"""

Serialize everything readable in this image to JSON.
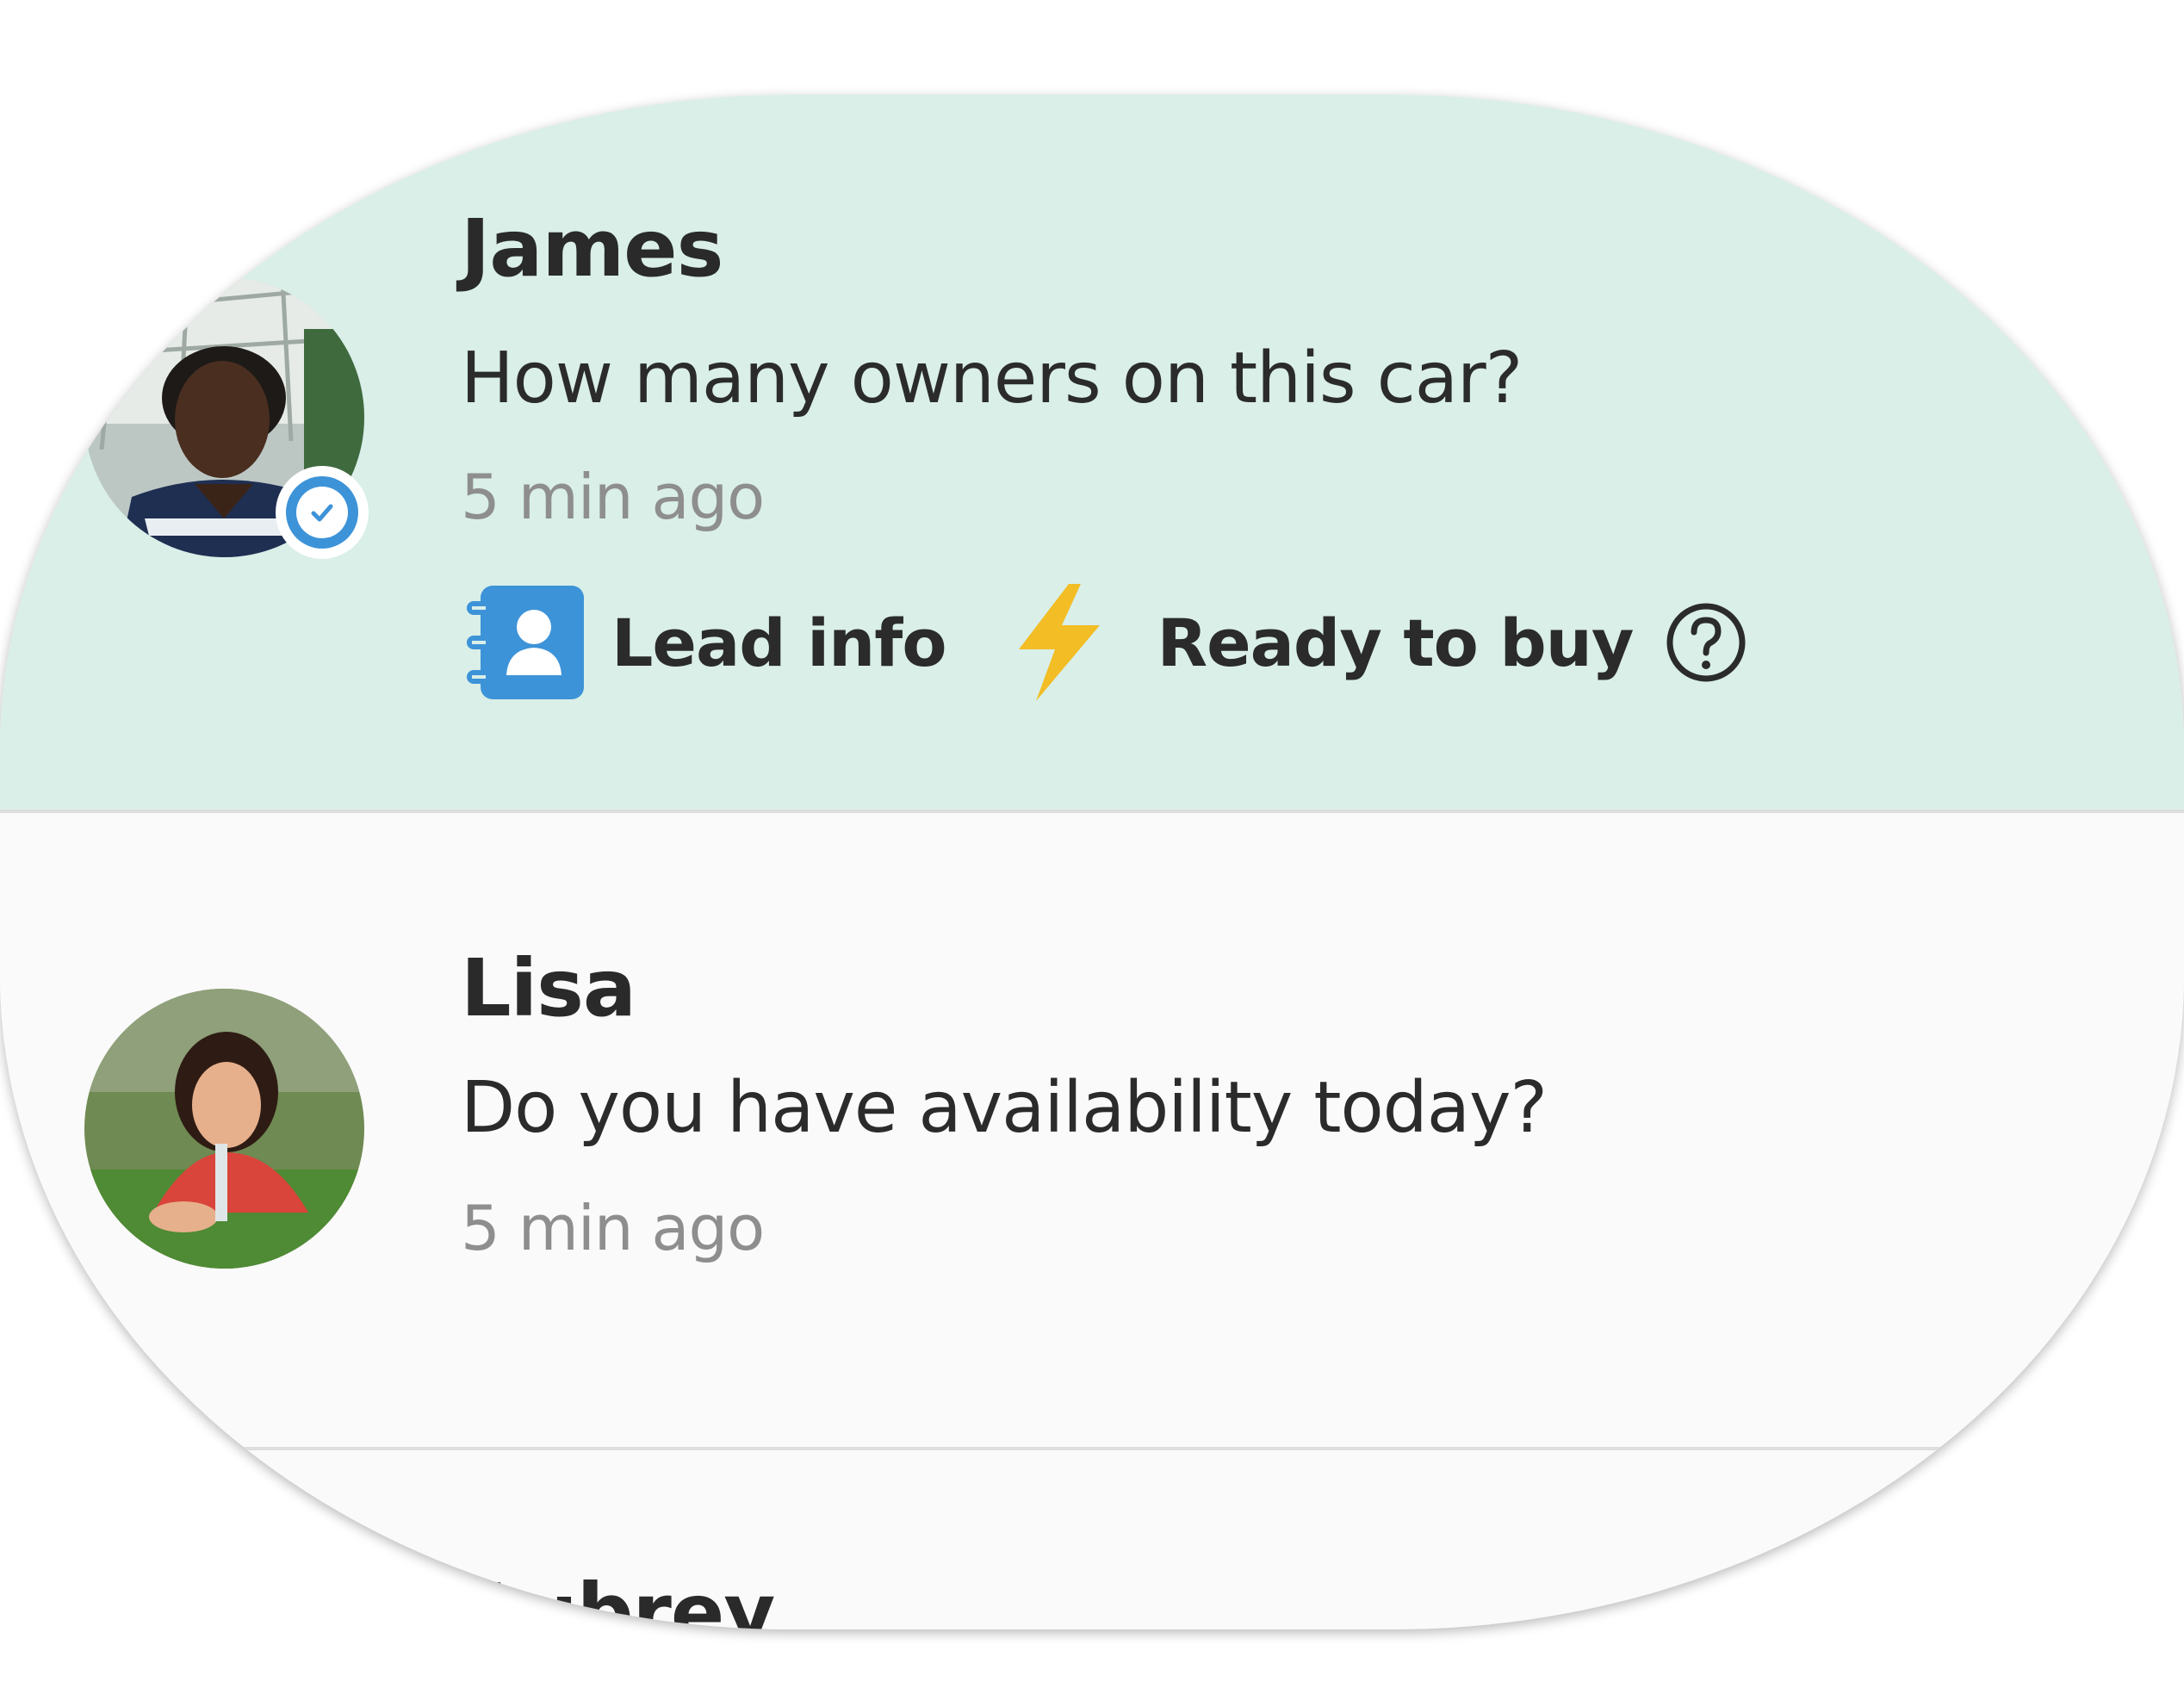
{
  "conversations": [
    {
      "name": "James",
      "message": "How many owners on this car?",
      "time": "5 min ago",
      "verified": true,
      "selected": true,
      "actions": {
        "lead_info_label": "Lead info",
        "ready_label": "Ready to buy"
      }
    },
    {
      "name": "Lisa",
      "message": "Do you have availability today?",
      "time": "5 min ago",
      "verified": false,
      "selected": false
    },
    {
      "name": "Aubrey"
    }
  ],
  "colors": {
    "selected_row_bg": "#d9efe8",
    "row_bg": "#fafafa",
    "verified_badge": "#3d93d8",
    "lead_icon": "#3d93d8",
    "bolt_icon": "#f2bd25",
    "timestamp": "#8e8e8e"
  },
  "icons": {
    "verified": "verified-check-icon",
    "lead_info": "contact-book-icon",
    "ready_to_buy": "lightning-bolt-icon",
    "help": "question-circle-icon"
  }
}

"""

#### [Job]
Your answer should be a single number: the count of lines in the data that include the word "message".

#### [Task output]
2